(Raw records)
- - -
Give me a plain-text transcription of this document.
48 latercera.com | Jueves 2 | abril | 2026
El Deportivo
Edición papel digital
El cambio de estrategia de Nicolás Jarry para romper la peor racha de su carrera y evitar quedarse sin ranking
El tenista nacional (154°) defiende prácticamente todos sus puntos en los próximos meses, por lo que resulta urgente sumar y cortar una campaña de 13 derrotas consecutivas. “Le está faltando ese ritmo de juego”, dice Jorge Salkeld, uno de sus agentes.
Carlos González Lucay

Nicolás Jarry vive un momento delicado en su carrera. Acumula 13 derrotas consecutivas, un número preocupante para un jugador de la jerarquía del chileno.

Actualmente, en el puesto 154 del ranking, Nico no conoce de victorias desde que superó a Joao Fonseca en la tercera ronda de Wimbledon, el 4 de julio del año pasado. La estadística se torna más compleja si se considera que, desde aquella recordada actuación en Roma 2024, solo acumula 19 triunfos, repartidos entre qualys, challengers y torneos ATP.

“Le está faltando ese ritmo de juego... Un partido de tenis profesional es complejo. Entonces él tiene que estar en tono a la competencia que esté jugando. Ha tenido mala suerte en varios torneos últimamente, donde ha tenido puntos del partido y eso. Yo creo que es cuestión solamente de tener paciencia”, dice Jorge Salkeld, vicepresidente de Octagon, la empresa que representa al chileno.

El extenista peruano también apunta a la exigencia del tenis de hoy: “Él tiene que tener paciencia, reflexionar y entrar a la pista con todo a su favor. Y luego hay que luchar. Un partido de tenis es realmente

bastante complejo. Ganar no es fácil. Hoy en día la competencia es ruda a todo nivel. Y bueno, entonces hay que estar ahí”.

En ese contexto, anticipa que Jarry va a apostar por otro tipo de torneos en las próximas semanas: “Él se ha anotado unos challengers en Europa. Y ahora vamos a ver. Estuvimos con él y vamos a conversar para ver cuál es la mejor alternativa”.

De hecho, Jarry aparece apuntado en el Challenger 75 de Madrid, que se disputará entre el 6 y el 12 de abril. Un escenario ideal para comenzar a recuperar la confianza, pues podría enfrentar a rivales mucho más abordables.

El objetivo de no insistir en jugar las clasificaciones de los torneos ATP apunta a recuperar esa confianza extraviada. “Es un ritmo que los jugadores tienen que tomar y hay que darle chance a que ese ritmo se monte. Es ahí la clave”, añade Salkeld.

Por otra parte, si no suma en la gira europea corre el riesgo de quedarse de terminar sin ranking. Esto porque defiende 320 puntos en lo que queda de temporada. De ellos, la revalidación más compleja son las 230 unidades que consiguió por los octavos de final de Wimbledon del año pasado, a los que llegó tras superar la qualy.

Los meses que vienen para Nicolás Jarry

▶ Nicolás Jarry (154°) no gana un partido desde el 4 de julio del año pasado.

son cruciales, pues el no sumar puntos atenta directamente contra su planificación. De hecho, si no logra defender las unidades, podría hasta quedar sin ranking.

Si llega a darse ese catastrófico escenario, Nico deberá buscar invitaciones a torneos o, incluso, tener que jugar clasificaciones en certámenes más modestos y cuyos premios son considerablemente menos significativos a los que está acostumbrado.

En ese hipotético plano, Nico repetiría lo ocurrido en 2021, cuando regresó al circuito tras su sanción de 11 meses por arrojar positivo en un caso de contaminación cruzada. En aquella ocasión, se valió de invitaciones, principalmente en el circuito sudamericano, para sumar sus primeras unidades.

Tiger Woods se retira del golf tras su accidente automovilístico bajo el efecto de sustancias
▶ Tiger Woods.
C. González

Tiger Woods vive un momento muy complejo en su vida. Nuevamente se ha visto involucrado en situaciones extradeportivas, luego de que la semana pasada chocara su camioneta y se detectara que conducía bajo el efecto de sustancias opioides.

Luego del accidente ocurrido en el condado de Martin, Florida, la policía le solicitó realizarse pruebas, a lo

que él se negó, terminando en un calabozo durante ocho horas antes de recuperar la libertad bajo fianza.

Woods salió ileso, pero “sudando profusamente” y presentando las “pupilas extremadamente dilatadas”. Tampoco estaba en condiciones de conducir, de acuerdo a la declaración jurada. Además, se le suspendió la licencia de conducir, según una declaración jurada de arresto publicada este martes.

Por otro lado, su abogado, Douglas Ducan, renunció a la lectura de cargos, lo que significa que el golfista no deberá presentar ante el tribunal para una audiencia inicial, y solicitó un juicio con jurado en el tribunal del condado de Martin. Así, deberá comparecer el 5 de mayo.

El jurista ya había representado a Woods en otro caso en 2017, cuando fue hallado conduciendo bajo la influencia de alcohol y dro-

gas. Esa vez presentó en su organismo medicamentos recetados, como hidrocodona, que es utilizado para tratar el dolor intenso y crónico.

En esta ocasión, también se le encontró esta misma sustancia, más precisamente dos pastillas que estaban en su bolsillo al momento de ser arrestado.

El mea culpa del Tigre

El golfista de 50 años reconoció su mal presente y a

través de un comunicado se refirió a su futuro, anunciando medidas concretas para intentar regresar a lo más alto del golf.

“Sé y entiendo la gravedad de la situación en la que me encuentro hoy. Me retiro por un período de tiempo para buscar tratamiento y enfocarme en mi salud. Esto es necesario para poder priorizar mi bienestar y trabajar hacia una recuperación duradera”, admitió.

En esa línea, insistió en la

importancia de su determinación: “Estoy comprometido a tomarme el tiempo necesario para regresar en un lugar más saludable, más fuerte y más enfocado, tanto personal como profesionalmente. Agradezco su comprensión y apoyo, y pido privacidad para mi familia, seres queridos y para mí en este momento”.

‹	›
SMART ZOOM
- - -
From the first line to the last, retype the data exactly.

**Answer in full:**
Give me a plain-text transcription of this document.
48 latercera.com | Jueves 2 | abril | 2026
El Deportivo
Edición papel digital
El cambio de estrategia de Nicolás Jarry para romper la peor racha de su carrera y evitar quedarse sin ranking
El tenista nacional (154°) defiende prácticamente todos sus puntos en los próximos meses, por lo que resulta urgente sumar y cortar una campaña de 13 derrotas consecutivas. “Le está faltando ese ritmo de juego”, dice Jorge Salkeld, uno de sus agentes.
Carlos González Lucay

Nicolás Jarry vive un momento delicado en su carrera. Acumula 13 derrotas consecutivas, un número preocupante para un jugador de la jerarquía del chileno.

Actualmente, en el puesto 154 del ranking, Nico no conoce de victorias desde que superó a Joao Fonseca en la tercera ronda de Wimbledon, el 4 de julio del año pasado. La estadística se torna más compleja si se considera que, desde aquella recordada actuación en Roma 2024, solo acumula 19 triunfos, repartidos entre qualys, challengers y torneos ATP.

“Le está faltando ese ritmo de juego... Un partido de tenis profesional es complejo. Entonces él tiene que estar en tono a la competencia que esté jugando. Ha tenido mala suerte en varios torneos últimamente, donde ha tenido puntos del partido y eso. Yo creo que es cuestión solamente de tener paciencia”, dice Jorge Salkeld, vicepresidente de Octagon, la empresa que representa al chileno.

El extenista peruano también apunta a la exigencia del tenis de hoy: “Él tiene que tener paciencia, reflexionar y entrar a la pista con todo a su favor. Y luego hay que luchar. Un partido de tenis es realmente

bastante complejo. Ganar no es fácil. Hoy en día la competencia es ruda a todo nivel. Y bueno, entonces hay que estar ahí”.

En ese contexto, anticipa que Jarry va a apostar por otro tipo de torneos en las próximas semanas: “Él se ha anotado unos challengers en Europa. Y ahora vamos a ver. Estuvimos con él y vamos a conversar para ver cuál es la mejor alternativa”.

De hecho, Jarry aparece apuntado en el Challenger 75 de Madrid, que se disputará entre el 6 y el 12 de abril. Un escenario ideal para comenzar a recuperar la confianza, pues podría enfrentar a rivales mucho más abordables.

El objetivo de no insistir en jugar las clasificaciones de los torneos ATP apunta a recuperar esa confianza extraviada. “Es un ritmo que los jugadores tienen que tomar y hay que darle chance a que ese ritmo se monte. Es ahí la clave”, añade Salkeld.

Por otra parte, si no suma en la gira europea corre el riesgo de quedarse de terminar sin ranking. Esto porque defiende 320 puntos en lo que queda de temporada. De ellos, la revalidación más compleja son las 230 unidades que consiguió por los octavos de final de Wimbledon del año pasado, a los que llegó tras superar la qualy.

Los meses que vienen para Nicolás Jarry

▶ Nicolás Jarry (154°) no gana un partido desde el 4 de julio del año pasado.

son cruciales, pues el no sumar puntos atenta directamente contra su planificación. De hecho, si no logra defender las unidades, podría hasta quedar sin ranking.

Si llega a darse ese catastrófico escenario, Nico deberá buscar invitaciones a torneos o, incluso, tener que jugar clasificaciones en certámenes más modestos y cuyos premios son considerablemente menos significativos a los que está acostumbrado.

En ese hipotético plano, Nico repetiría lo ocurrido en 2021, cuando regresó al circuito tras su sanción de 11 meses por arrojar positivo en un caso de contaminación cruzada. En aquella ocasión, se valió de invitaciones, principalmente en el circuito sudamericano, para sumar sus primeras unidades.

Tiger Woods se retira del golf tras su accidente automovilístico bajo el efecto de sustancias
▶ Tiger Woods.
C. González

Tiger Woods vive un momento muy complejo en su vida. Nuevamente se ha visto involucrado en situaciones extradeportivas, luego de que la semana pasada chocara su camioneta y se detectara que conducía bajo el efecto de sustancias opioides.

Luego del accidente ocurrido en el condado de Martin, Florida, la policía le solicitó realizarse pruebas, a lo

que él se negó, terminando en un calabozo durante ocho horas antes de recuperar la libertad bajo fianza.

Woods salió ileso, pero “sudando profusamente” y presentando las “pupilas extremadamente dilatadas”. Tampoco estaba en condiciones de conducir, de acuerdo a la declaración jurada. Además, se le suspendió la licencia de conducir, según una declaración jurada de arresto publicada este martes.

Por otro lado, su abogado, Douglas Ducan, renunció a la lectura de cargos, lo que significa que el golfista no deberá presentar ante el tribunal para una audiencia inicial, y solicitó un juicio con jurado en el tribunal del condado de Martin. Así, deberá comparecer el 5 de mayo.

El jurista ya había representado a Woods en otro caso en 2017, cuando fue hallado conduciendo bajo la influencia de alcohol y dro-

gas. Esa vez presentó en su organismo medicamentos recetados, como hidrocodona, que es utilizado para tratar el dolor intenso y crónico.

En esta ocasión, también se le encontró esta misma sustancia, más precisamente dos pastillas que estaban en su bolsillo al momento de ser arrestado.

El mea culpa del Tigre

El golfista de 50 años reconoció su mal presente y a

través de un comunicado se refirió a su futuro, anunciando medidas concretas para intentar regresar a lo más alto del golf.

“Sé y entiendo la gravedad de la situación en la que me encuentro hoy. Me retiro por un período de tiempo para buscar tratamiento y enfocarme en mi salud. Esto es necesario para poder priorizar mi bienestar y trabajar hacia una recuperación duradera”, admitió.

En esa línea, insistió en la

importancia de su determinación: “Estoy comprometido a tomarme el tiempo necesario para regresar en un lugar más saludable, más fuerte y más enfocado, tanto personal como profesionalmente. Agradezco su comprensión y apoyo, y pido privacidad para mi familia, seres queridos y para mí en este momento”.

‹	›
SMART ZOOM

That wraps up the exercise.